What the task requires: Your answer must repeat the full listing, line for line.
================================
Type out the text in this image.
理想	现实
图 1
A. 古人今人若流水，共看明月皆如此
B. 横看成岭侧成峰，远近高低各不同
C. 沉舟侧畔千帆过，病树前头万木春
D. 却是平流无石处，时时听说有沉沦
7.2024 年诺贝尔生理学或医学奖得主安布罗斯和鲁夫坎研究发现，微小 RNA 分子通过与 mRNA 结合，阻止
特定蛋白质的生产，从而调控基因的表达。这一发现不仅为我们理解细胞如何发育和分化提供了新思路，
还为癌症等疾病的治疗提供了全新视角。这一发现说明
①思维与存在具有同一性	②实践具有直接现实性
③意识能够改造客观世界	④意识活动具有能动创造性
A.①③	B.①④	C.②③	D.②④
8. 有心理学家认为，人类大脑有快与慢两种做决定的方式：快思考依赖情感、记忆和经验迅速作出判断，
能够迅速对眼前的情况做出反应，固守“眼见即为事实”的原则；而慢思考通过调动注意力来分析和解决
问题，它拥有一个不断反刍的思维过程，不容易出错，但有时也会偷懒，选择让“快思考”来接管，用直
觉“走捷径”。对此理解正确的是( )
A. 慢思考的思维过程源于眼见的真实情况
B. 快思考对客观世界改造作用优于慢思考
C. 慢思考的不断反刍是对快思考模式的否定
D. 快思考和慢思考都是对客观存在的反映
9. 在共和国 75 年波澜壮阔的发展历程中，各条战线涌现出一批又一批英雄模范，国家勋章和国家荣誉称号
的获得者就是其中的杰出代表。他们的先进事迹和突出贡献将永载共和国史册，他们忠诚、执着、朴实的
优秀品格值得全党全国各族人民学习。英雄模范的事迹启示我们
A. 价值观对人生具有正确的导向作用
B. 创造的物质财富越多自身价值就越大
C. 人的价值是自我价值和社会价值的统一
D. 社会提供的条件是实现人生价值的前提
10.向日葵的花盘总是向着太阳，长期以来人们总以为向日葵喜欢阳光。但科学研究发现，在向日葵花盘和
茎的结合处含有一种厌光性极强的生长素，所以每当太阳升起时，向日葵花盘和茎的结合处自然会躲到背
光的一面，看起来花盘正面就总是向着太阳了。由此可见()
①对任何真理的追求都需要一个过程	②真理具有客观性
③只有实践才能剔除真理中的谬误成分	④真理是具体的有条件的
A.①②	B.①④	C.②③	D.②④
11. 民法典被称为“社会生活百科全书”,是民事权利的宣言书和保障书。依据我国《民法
================================
Exercise output:
Type out the text in this image.
理想	现实
图 1
A. 古人今人若流水，共看明月皆如此
B. 横看成岭侧成峰，远近高低各不同
C. 沉舟侧畔千帆过，病树前头万木春
D. 却是平流无石处，时时听说有沉沦
7.2024 年诺贝尔生理学或医学奖得主安布罗斯和鲁夫坎研究发现，微小 RNA 分子通过与 mRNA 结合，阻止
特定蛋白质的生产，从而调控基因的表达。这一发现不仅为我们理解细胞如何发育和分化提供了新思路，
还为癌症等疾病的治疗提供了全新视角。这一发现说明
①思维与存在具有同一性	②实践具有直接现实性
③意识能够改造客观世界	④意识活动具有能动创造性
A.①③	B.①④	C.②③	D.②④
8. 有心理学家认为，人类大脑有快与慢两种做决定的方式：快思考依赖情感、记忆和经验迅速作出判断，
能够迅速对眼前的情况做出反应，固守“眼见即为事实”的原则；而慢思考通过调动注意力来分析和解决
问题，它拥有一个不断反刍的思维过程，不容易出错，但有时也会偷懒，选择让“快思考”来接管，用直
觉“走捷径”。对此理解正确的是( )
A. 慢思考的思维过程源于眼见的真实情况
B. 快思考对客观世界改造作用优于慢思考
C. 慢思考的不断反刍是对快思考模式的否定
D. 快思考和慢思考都是对客观存在的反映
9. 在共和国 75 年波澜壮阔的发展历程中，各条战线涌现出一批又一批英雄模范，国家勋章和国家荣誉称号
的获得者就是其中的杰出代表。他们的先进事迹和突出贡献将永载共和国史册，他们忠诚、执着、朴实的
优秀品格值得全党全国各族人民学习。英雄模范的事迹启示我们
A. 价值观对人生具有正确的导向作用
B. 创造的物质财富越多自身价值就越大
C. 人的价值是自我价值和社会价值的统一
D. 社会提供的条件是实现人生价值的前提
10.向日葵的花盘总是向着太阳，长期以来人们总以为向日葵喜欢阳光。但科学研究发现，在向日葵花盘和
茎的结合处含有一种厌光性极强的生长素，所以每当太阳升起时，向日葵花盘和茎的结合处自然会躲到背
光的一面，看起来花盘正面就总是向着太阳了。由此可见()
①对任何真理的追求都需要一个过程	②真理具有客观性
③只有实践才能剔除真理中的谬误成分	④真理是具体的有条件的
A.①②	B.①④	C.②③	D.②④
11. 民法典被称为“社会生活百科全书”,是民事权利的宣言书和保障书。依据我国《民法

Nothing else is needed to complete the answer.